TASK PROMPT
Find all lines in the records that include the word "workplane", and copy them out.

DATA SHOWN
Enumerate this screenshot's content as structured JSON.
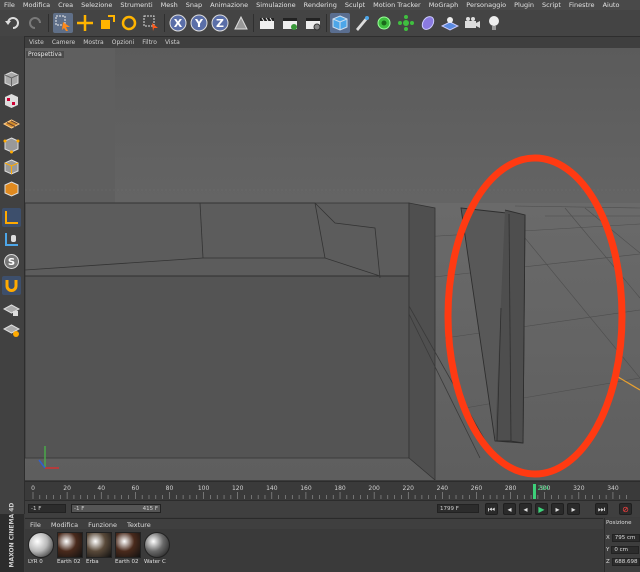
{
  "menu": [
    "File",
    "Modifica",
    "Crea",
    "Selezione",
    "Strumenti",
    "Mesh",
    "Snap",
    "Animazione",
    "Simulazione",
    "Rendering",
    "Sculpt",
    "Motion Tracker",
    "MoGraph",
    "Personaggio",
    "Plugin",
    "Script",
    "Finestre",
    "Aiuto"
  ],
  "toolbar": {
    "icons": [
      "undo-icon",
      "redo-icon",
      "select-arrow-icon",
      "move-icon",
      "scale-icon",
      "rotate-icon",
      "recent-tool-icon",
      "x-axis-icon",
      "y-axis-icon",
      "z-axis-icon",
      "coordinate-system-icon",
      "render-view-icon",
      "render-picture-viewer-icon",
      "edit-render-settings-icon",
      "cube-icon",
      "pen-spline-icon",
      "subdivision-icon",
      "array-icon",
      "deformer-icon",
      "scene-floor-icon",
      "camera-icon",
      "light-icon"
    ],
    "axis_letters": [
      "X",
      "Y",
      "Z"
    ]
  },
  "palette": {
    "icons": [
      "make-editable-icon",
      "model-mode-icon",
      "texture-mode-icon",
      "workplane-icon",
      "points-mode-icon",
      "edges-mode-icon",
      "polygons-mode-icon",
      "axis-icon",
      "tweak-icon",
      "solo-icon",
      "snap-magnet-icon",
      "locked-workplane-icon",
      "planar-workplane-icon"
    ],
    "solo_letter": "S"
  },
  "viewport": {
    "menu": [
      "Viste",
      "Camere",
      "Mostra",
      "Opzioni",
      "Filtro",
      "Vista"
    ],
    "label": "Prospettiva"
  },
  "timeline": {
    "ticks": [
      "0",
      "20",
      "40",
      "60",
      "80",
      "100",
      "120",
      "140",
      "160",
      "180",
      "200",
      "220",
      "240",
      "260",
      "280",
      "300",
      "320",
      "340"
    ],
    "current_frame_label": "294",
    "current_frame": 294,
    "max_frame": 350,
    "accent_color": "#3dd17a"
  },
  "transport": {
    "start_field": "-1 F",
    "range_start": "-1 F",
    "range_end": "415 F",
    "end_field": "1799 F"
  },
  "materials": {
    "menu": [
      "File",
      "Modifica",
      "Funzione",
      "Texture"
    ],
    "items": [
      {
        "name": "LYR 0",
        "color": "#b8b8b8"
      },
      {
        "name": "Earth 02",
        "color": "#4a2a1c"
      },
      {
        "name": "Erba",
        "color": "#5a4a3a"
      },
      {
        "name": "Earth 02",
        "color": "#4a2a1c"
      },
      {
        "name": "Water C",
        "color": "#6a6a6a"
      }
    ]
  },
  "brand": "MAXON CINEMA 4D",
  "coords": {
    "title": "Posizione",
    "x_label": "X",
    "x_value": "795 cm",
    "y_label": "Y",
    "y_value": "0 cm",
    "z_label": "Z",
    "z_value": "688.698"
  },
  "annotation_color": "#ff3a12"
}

FINAL ANSWER
      "workplane-icon",
      "locked-workplane-icon",
      "planar-workplane-icon"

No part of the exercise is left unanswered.